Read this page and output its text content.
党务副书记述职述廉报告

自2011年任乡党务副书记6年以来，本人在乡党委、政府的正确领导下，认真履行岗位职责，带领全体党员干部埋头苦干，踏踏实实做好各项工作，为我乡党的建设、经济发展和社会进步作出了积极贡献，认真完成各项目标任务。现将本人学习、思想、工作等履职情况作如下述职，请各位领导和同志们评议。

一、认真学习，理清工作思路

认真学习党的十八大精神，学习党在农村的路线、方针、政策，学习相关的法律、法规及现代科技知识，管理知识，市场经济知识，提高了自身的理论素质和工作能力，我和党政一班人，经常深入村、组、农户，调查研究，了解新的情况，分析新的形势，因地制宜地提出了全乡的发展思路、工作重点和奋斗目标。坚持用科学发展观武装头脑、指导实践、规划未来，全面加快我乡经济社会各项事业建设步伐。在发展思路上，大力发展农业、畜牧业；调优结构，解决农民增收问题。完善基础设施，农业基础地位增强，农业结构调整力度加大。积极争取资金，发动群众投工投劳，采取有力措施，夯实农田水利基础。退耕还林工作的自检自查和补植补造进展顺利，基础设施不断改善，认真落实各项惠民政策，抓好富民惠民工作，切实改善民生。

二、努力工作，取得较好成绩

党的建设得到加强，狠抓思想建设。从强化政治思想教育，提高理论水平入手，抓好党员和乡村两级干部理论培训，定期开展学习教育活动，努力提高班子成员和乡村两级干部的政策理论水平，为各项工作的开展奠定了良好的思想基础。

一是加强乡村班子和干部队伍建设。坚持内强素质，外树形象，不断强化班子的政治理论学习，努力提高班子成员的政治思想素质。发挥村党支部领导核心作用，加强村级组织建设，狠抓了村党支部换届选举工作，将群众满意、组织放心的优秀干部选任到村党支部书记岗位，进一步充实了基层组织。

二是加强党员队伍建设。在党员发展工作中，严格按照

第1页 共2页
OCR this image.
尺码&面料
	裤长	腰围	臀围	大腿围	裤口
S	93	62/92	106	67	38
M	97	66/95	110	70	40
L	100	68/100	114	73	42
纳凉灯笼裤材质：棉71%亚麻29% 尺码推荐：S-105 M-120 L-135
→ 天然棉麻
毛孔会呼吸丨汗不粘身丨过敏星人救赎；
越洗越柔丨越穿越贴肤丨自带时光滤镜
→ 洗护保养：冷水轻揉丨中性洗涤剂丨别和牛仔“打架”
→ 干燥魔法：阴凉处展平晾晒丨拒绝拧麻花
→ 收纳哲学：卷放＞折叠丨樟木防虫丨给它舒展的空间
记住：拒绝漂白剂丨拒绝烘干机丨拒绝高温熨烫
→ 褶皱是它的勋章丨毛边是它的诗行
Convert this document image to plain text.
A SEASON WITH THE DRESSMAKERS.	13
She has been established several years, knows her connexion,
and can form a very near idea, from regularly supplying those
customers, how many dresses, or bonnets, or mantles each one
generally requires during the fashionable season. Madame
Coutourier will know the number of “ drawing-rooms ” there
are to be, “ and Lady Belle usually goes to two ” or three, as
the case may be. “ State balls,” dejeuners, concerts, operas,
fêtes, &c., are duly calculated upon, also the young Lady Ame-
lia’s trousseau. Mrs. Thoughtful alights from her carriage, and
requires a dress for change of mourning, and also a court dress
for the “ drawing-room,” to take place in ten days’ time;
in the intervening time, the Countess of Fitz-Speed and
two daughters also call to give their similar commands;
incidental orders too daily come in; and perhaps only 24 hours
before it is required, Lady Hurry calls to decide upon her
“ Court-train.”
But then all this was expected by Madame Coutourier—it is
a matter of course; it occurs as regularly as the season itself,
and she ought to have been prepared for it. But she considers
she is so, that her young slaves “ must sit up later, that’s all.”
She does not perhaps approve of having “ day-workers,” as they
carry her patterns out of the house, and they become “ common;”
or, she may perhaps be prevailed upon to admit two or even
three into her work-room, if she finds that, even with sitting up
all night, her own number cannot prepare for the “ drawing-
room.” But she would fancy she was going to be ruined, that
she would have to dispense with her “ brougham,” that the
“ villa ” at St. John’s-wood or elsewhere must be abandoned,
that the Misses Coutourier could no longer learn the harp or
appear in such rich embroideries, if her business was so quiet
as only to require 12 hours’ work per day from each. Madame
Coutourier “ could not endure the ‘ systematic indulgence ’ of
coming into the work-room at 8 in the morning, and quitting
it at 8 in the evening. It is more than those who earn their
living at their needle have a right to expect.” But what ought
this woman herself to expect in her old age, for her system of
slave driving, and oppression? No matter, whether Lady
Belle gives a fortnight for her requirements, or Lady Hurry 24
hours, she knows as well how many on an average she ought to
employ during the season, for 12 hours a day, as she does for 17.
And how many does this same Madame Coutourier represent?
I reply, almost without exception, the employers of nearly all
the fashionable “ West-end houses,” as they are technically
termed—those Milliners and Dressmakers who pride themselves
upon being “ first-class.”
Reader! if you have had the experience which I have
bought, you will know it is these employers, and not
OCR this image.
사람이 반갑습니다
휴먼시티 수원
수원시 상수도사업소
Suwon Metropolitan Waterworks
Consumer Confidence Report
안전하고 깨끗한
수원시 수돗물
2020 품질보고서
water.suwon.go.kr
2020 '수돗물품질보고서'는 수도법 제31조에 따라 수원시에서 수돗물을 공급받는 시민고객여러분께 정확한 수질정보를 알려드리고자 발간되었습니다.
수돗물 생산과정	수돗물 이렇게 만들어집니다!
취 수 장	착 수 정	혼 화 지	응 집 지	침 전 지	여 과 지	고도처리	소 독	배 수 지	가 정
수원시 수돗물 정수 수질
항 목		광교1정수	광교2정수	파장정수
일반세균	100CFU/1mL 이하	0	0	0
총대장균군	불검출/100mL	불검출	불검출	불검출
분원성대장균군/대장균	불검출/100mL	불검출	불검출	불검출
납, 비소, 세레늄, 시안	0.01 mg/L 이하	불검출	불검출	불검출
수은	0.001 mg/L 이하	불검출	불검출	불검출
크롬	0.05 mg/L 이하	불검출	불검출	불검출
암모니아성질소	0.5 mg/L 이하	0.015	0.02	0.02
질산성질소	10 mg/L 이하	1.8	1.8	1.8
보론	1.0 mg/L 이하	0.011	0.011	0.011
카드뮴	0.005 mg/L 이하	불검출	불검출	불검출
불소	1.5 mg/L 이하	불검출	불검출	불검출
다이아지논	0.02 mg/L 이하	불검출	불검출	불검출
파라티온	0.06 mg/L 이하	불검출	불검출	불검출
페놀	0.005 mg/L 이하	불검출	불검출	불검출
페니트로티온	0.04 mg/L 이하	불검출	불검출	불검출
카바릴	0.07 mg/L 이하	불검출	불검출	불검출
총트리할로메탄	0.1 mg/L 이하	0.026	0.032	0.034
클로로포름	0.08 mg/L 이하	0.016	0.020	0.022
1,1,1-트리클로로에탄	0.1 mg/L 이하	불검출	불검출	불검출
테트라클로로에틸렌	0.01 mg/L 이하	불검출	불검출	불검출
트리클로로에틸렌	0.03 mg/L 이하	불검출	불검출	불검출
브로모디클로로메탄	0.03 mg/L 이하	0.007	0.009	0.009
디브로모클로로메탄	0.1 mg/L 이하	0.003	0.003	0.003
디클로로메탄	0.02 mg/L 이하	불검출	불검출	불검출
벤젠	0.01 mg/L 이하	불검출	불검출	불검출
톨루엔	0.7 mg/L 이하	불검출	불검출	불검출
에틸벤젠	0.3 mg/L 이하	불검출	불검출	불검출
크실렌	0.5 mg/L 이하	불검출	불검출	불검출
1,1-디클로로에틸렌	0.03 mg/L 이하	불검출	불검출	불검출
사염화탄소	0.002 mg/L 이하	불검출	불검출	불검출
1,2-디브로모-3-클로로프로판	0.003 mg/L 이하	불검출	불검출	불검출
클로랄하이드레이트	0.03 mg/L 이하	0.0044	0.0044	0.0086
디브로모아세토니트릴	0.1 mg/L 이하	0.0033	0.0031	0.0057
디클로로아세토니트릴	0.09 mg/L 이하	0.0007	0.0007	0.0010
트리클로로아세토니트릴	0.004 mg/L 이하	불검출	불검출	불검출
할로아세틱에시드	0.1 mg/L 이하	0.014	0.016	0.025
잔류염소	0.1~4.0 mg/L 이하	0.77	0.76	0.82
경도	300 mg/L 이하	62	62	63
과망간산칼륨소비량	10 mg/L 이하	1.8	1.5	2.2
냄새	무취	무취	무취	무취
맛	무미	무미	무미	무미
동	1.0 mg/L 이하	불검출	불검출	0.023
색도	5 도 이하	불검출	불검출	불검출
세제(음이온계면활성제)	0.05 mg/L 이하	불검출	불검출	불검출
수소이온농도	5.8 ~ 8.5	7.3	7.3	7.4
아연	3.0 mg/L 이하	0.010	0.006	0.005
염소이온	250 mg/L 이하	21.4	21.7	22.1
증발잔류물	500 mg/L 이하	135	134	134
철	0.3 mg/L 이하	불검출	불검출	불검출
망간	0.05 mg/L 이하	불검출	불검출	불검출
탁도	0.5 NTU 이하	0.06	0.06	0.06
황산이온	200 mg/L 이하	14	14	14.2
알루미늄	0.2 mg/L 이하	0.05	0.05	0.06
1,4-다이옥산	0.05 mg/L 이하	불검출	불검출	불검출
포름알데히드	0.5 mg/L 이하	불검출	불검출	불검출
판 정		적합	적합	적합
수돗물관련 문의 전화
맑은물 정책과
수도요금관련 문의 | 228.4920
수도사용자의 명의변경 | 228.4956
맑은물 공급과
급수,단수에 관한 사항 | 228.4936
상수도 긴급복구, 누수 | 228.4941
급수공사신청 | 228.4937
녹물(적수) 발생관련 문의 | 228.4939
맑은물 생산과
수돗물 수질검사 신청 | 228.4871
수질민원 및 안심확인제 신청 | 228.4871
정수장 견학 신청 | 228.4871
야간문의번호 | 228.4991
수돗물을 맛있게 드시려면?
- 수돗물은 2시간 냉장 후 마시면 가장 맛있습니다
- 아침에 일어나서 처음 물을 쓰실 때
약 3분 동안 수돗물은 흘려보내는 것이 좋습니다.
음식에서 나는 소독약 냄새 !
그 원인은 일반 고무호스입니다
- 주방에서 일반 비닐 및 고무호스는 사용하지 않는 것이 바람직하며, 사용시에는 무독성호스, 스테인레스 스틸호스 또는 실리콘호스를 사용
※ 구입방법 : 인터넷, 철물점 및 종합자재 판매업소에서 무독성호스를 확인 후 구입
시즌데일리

Instruction ▸
Pull out all lines from the entries above that include the word "hours".

Task response ▸
incidental orders too daily come in; and perhaps only 24 hours
as only to require 12 hours’ work per day from each. Madame
hours, she knows as well how many on an average she ought to
employ during the season, for 12 hours a day, as she does for 17.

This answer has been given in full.